Short exercise
Edit the listing below by replacing "elements" with "components" throughout, leaving everything else unchanged, and omit the pictures from your output.
--- START Entries provided ---
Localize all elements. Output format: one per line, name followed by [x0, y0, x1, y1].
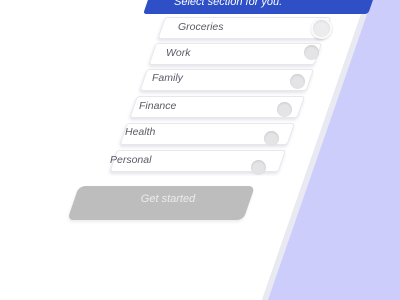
section-label-finance: Finance [139, 100, 177, 112]
radio-personal[interactable] [251, 160, 266, 175]
radio-groceries[interactable] [311, 18, 332, 39]
section-label-health: Health [125, 126, 156, 138]
phone-mockup: Select section for you. Groceries Work F… [0, 0, 400, 300]
section-label-groceries: Groceries [178, 21, 224, 33]
section-label-family: Family [152, 72, 183, 84]
radio-family[interactable] [290, 74, 305, 89]
radio-health[interactable] [264, 131, 279, 146]
header-prompt: Select section for you. [174, 0, 283, 8]
section-label-personal: Personal [110, 154, 152, 166]
get-started-label: Get started [140, 193, 196, 205]
section-label-work: Work [166, 47, 191, 59]
screen-background: Select section for you. Groceries Work F… [0, 0, 400, 300]
radio-finance[interactable] [277, 102, 292, 117]
radio-work[interactable] [304, 45, 319, 60]
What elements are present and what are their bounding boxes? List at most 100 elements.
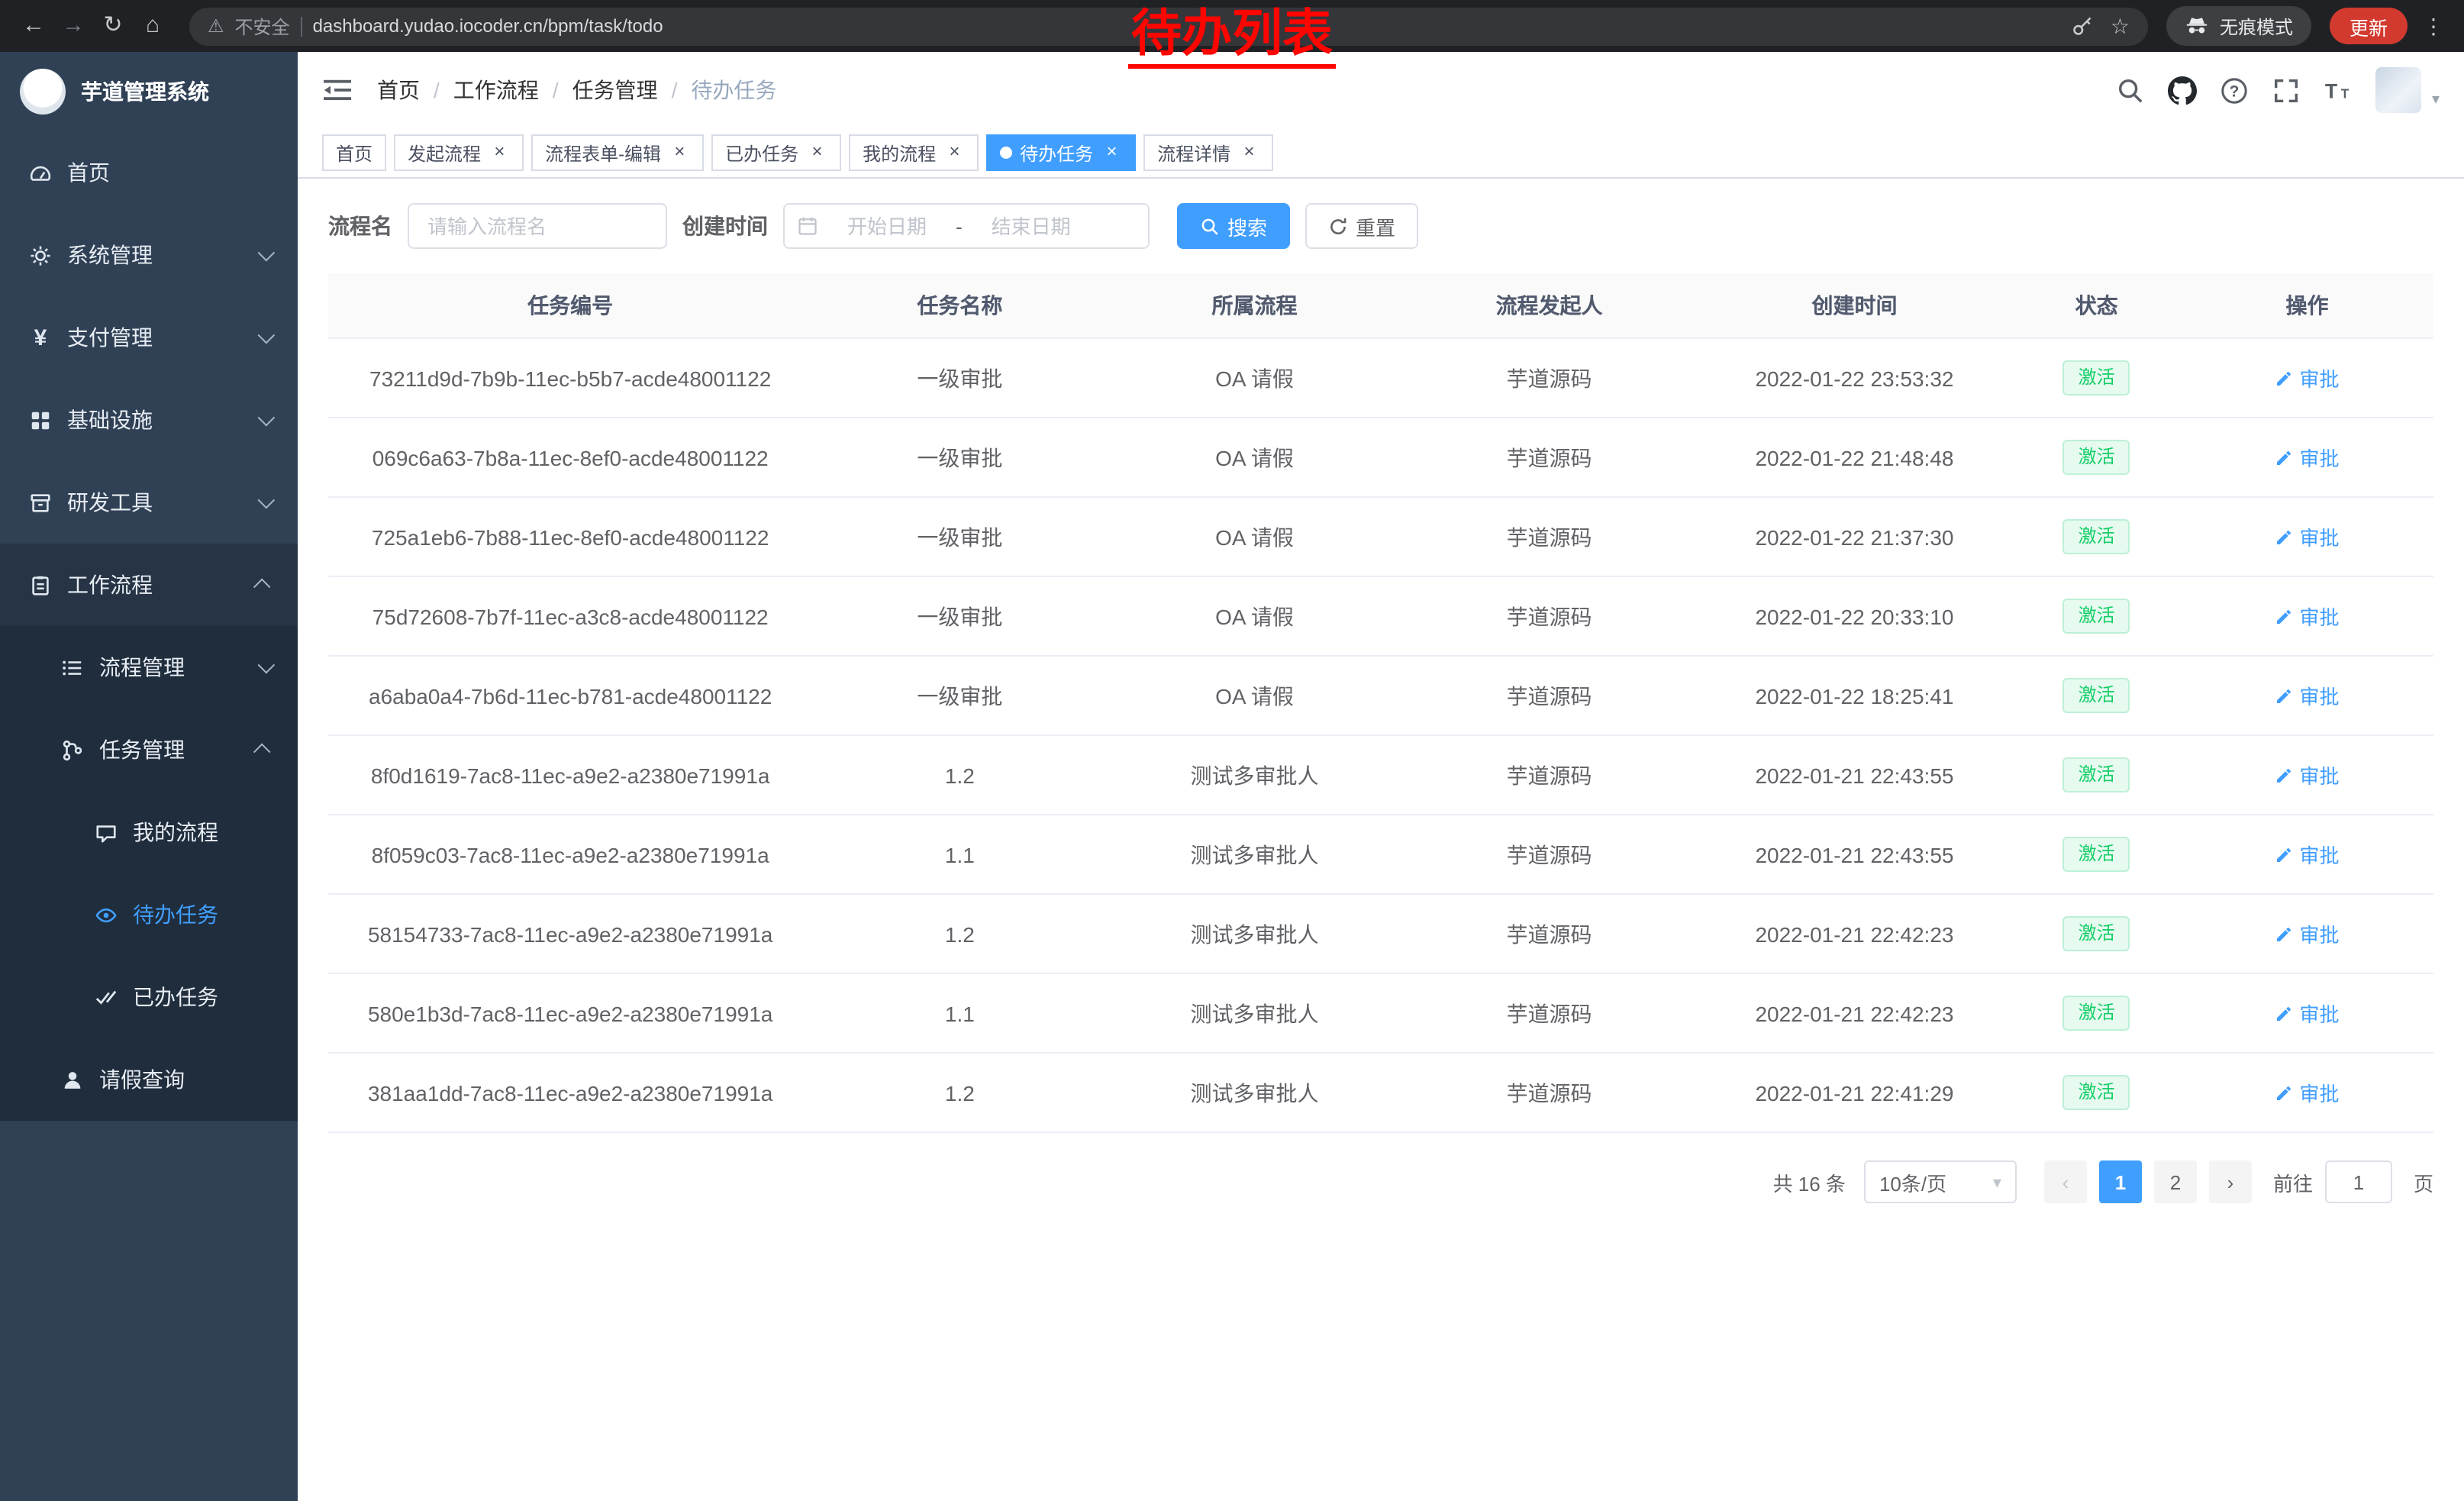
--- END Entries provided ---
The result
Localize all components. Output format: one per line, name followed by [x0, y0, x1, y1].
section-label-finance: Finance [139, 100, 177, 112]
radio-personal[interactable] [251, 160, 266, 175]
radio-groceries[interactable] [311, 18, 332, 39]
section-label-health: Health [125, 126, 156, 138]
phone-mockup: Select section for you. Groceries Work F… [0, 0, 400, 300]
section-label-groceries: Groceries [178, 21, 224, 33]
section-label-family: Family [152, 72, 183, 84]
radio-family[interactable] [290, 74, 305, 89]
radio-health[interactable] [264, 131, 279, 146]
header-prompt: Select section for you. [174, 0, 283, 8]
section-label-personal: Personal [110, 154, 152, 166]
get-started-label: Get started [140, 193, 196, 205]
section-label-work: Work [166, 47, 191, 59]
screen-background: Select section for you. Groceries Work F… [0, 0, 400, 300]
radio-finance[interactable] [277, 102, 292, 117]
radio-work[interactable] [304, 45, 319, 60]
What components are present and what are their bounding boxes? List at most 100 components.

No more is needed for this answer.